Collected data entries:
::::::

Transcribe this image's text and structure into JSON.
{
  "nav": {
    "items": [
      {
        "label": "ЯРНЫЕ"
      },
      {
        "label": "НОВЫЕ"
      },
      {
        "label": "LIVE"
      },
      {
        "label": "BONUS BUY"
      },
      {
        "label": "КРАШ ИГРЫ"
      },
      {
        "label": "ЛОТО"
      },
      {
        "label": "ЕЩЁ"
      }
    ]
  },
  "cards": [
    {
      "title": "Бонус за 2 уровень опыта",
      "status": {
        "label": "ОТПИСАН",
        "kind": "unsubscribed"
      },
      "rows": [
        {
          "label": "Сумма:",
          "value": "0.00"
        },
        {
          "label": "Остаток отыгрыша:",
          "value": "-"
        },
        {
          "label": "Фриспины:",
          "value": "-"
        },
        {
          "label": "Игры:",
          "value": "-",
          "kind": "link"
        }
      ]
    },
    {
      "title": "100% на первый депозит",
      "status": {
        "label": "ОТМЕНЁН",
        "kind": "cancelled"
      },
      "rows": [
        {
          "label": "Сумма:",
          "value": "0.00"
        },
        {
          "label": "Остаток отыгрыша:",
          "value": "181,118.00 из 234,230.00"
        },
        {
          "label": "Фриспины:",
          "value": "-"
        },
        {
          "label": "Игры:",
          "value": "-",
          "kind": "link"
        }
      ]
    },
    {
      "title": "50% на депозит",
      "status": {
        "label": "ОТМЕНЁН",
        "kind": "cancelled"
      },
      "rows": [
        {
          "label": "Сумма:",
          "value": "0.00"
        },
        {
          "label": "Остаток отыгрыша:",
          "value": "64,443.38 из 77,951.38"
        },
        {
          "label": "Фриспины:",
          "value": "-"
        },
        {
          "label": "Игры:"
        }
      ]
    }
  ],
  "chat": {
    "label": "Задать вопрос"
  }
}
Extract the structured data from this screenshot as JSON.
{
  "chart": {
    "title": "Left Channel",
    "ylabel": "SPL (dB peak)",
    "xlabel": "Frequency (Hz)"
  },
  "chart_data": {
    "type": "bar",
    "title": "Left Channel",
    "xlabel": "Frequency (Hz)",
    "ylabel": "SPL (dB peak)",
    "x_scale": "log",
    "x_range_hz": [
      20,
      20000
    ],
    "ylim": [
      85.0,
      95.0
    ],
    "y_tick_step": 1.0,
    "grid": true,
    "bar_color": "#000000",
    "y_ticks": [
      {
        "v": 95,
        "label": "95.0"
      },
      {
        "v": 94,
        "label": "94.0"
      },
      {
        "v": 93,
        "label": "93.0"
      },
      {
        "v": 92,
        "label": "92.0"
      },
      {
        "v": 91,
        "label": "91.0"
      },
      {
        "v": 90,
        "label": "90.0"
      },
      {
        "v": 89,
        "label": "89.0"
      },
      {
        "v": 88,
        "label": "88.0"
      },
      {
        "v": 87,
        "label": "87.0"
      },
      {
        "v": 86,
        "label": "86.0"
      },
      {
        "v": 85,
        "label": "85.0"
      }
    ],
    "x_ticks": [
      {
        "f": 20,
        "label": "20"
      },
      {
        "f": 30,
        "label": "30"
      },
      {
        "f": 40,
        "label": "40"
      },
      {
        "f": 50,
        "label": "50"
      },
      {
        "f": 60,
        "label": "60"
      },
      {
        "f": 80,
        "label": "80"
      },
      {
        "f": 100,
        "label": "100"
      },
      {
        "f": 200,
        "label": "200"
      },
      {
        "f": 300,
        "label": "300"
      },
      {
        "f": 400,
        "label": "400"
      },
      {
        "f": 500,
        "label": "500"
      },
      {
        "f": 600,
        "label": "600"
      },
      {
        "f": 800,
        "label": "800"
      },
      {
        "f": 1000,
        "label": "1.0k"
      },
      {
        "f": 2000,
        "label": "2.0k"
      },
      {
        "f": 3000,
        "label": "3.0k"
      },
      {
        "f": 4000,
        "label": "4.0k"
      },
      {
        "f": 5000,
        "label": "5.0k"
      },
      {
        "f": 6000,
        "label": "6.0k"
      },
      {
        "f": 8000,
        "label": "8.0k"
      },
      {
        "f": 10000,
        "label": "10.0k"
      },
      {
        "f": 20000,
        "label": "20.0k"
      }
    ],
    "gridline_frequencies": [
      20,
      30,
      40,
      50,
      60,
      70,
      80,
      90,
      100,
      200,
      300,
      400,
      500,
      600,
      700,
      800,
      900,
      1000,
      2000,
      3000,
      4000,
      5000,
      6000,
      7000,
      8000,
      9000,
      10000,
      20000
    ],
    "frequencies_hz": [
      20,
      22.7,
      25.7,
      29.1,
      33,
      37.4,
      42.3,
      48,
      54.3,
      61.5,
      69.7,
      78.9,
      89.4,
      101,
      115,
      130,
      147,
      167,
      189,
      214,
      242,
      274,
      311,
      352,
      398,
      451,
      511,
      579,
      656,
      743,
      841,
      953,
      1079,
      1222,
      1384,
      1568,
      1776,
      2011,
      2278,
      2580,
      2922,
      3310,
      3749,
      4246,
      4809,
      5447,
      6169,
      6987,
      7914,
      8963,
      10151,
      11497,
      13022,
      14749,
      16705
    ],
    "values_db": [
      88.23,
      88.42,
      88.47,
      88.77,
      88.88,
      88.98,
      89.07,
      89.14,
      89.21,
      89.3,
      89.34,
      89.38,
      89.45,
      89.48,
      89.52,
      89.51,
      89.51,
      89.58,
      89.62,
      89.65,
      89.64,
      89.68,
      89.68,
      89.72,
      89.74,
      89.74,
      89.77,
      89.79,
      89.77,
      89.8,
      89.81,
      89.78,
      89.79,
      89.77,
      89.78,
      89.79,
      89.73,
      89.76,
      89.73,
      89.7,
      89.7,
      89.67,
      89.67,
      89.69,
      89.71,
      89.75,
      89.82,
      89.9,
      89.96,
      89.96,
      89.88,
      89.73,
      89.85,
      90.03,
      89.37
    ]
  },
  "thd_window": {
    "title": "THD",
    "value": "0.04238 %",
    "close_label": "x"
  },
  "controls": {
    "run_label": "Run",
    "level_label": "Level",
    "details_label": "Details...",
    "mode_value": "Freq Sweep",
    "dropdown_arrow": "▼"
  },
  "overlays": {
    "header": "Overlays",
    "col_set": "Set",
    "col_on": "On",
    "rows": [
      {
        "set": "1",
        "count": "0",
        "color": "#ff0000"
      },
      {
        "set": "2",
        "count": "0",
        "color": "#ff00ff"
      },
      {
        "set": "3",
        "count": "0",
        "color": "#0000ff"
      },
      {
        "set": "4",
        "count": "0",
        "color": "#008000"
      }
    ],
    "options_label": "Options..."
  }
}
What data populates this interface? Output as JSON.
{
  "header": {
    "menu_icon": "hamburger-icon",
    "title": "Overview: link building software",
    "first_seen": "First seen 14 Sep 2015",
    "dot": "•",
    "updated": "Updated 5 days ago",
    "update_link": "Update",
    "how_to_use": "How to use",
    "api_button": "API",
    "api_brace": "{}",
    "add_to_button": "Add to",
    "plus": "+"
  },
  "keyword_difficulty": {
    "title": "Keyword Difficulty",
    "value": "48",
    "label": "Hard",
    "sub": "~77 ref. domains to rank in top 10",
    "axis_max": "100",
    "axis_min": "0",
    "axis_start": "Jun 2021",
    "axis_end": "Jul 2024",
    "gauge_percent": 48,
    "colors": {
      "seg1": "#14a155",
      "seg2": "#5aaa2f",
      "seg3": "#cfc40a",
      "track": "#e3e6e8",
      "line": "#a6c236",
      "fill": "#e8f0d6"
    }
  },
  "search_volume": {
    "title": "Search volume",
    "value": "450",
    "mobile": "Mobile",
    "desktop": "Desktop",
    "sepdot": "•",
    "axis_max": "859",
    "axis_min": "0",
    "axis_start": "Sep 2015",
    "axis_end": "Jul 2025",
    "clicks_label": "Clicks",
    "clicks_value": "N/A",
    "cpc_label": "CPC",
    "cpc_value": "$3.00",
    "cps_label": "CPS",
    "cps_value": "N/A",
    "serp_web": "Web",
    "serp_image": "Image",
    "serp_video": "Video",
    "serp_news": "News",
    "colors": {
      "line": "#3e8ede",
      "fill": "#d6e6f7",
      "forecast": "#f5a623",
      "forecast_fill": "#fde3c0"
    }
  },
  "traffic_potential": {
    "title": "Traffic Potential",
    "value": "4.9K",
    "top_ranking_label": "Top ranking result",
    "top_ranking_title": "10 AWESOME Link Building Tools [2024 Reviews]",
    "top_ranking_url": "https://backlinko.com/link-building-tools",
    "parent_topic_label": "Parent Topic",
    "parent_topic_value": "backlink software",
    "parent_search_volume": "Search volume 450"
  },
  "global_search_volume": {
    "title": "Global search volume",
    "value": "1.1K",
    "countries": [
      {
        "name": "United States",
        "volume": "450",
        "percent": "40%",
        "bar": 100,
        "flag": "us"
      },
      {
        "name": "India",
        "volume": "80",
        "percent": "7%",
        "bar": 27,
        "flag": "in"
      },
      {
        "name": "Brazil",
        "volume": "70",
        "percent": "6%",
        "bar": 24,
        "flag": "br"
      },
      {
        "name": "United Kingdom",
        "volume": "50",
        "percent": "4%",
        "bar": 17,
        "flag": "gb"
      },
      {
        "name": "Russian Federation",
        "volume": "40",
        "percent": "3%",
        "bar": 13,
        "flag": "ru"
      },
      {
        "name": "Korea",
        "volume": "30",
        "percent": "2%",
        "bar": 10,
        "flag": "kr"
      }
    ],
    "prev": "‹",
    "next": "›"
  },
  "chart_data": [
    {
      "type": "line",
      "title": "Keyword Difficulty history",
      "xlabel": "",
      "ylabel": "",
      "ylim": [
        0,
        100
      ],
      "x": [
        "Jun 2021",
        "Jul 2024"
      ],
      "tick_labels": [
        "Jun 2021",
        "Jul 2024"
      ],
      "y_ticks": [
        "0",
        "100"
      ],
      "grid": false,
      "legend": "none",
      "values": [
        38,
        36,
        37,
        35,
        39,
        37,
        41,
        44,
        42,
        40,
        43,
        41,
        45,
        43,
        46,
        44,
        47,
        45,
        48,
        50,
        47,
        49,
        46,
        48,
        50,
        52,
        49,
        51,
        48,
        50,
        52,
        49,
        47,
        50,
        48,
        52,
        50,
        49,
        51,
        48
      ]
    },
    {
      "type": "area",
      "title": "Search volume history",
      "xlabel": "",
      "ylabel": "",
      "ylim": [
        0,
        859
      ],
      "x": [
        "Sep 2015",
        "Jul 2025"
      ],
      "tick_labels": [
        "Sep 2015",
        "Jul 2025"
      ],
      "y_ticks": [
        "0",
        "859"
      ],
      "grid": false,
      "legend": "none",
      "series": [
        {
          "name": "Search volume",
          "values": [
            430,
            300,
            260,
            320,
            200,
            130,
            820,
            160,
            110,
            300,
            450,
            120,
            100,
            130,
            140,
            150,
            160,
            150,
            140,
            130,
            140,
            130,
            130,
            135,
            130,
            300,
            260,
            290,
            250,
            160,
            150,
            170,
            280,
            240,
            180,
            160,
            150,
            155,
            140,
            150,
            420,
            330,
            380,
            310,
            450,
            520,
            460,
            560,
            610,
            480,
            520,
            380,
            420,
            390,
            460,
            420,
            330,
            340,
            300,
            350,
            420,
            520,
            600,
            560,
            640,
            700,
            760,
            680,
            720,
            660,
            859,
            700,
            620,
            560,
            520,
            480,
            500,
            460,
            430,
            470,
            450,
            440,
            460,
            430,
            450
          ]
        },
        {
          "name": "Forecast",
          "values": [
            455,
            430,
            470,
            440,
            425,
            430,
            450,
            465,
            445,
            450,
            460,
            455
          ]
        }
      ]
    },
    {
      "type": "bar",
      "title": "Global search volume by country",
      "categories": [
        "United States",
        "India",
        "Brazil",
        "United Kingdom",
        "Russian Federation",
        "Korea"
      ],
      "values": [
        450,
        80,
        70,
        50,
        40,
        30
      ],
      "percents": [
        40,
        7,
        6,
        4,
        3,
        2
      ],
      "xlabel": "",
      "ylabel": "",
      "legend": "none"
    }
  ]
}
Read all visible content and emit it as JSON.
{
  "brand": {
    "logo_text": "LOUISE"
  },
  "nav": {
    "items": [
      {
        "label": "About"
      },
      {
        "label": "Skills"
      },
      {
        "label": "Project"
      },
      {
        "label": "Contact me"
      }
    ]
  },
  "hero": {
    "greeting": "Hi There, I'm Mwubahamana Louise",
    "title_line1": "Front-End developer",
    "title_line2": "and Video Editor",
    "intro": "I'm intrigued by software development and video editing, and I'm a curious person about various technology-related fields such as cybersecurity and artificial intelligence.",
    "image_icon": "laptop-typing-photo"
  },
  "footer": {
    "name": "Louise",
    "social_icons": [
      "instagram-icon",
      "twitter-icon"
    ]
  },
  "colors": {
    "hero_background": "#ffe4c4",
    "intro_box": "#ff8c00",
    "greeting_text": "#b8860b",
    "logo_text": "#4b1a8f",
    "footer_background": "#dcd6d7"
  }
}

::::::

_Task prompt_: Return exactly the lines from the line bearing "Read all visible content and emit it as JSON." to the end of the records, inclusive of both; include no other lines.

_Solution to this exercise_:
Read all visible content and emit it as JSON.
{
  "brand": {
    "logo_text": "LOUISE"
  },
  "nav": {
    "items": [
      {
        "label": "About"
      },
      {
        "label": "Skills"
      },
      {
        "label": "Project"
      },
      {
        "label": "Contact me"
      }
    ]
  },
  "hero": {
    "greeting": "Hi There, I'm Mwubahamana Louise",
    "title_line1": "Front-End developer",
    "title_line2": "and Video Editor",
    "intro": "I'm intrigued by software development and video editing, and I'm a curious person about various technology-related fields such as cybersecurity and artificial intelligence.",
    "image_icon": "laptop-typing-photo"
  },
  "footer": {
    "name": "Louise",
    "social_icons": [
      "instagram-icon",
      "twitter-icon"
    ]
  },
  "colors": {
    "hero_background": "#ffe4c4",
    "intro_box": "#ff8c00",
    "greeting_text": "#b8860b",
    "logo_text": "#4b1a8f",
    "footer_background": "#dcd6d7"
  }
}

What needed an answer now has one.